═════ GIVEN RECORDS ═════
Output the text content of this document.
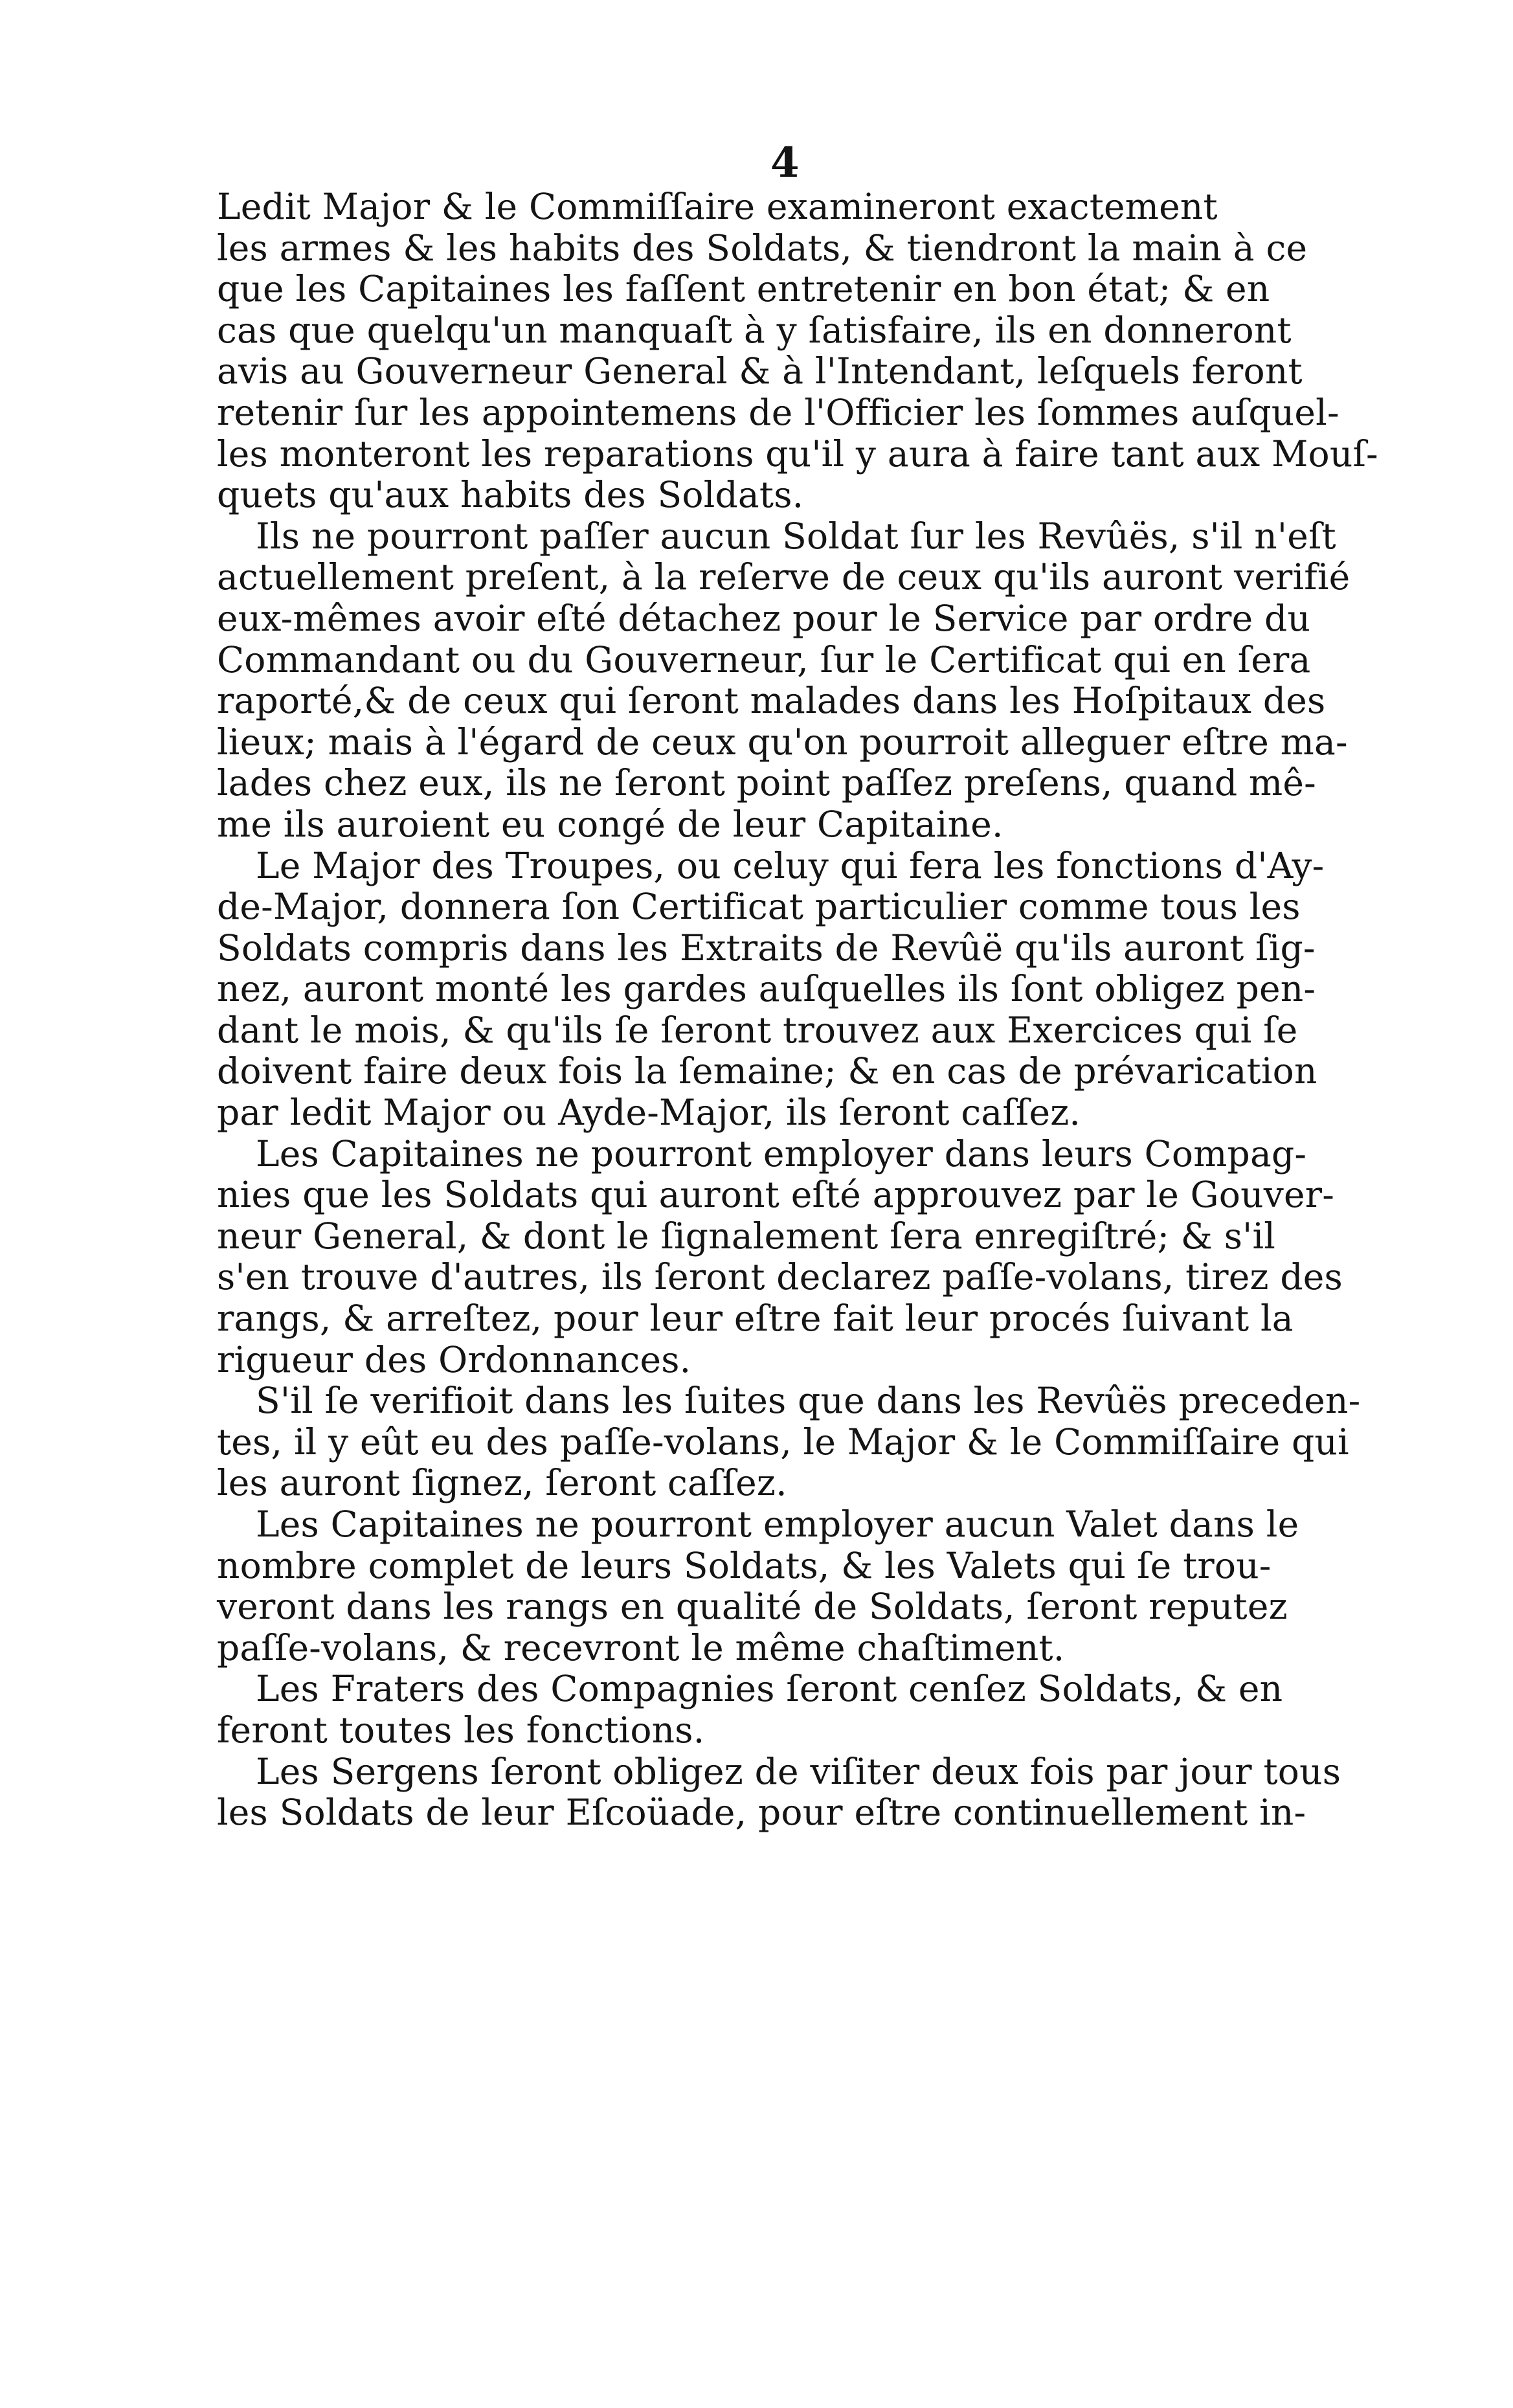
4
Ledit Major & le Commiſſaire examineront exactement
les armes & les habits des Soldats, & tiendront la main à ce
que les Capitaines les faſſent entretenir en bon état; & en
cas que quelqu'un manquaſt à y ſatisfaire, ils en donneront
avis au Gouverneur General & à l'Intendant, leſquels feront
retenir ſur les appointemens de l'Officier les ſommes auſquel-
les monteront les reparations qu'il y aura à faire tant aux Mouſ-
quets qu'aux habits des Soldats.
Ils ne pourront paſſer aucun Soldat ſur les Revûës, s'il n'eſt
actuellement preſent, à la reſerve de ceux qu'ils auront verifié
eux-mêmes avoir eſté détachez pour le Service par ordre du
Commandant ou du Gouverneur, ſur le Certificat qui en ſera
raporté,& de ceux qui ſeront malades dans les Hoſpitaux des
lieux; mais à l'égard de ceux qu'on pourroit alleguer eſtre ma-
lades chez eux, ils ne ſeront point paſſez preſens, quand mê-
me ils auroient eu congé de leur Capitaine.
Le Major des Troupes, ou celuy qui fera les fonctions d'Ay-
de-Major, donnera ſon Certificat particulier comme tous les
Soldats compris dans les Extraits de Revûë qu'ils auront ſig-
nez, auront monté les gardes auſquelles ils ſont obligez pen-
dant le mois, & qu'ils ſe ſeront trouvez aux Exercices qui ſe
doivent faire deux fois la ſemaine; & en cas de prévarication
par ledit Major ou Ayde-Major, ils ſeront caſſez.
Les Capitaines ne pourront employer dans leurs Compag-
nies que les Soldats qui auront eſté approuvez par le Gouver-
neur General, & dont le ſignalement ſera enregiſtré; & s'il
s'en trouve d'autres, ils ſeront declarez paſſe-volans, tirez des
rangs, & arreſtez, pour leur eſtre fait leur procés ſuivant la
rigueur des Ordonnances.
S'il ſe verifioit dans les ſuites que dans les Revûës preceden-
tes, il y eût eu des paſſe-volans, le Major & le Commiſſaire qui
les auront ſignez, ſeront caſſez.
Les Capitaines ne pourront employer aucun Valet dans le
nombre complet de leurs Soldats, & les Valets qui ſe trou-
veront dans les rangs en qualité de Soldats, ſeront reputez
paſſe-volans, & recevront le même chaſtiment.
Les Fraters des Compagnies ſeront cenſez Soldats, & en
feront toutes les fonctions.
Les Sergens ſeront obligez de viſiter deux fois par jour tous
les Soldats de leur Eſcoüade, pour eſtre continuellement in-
═════
◆ **WHAT NEEDS TO BE DONE**: Each line holding "Gouverneur" must be found and copied.

◆ **FULL OUTPUT**:
avis au Gouverneur General & à l'Intendant, leſquels feront
Commandant ou du Gouverneur, ſur le Certificat qui en ſera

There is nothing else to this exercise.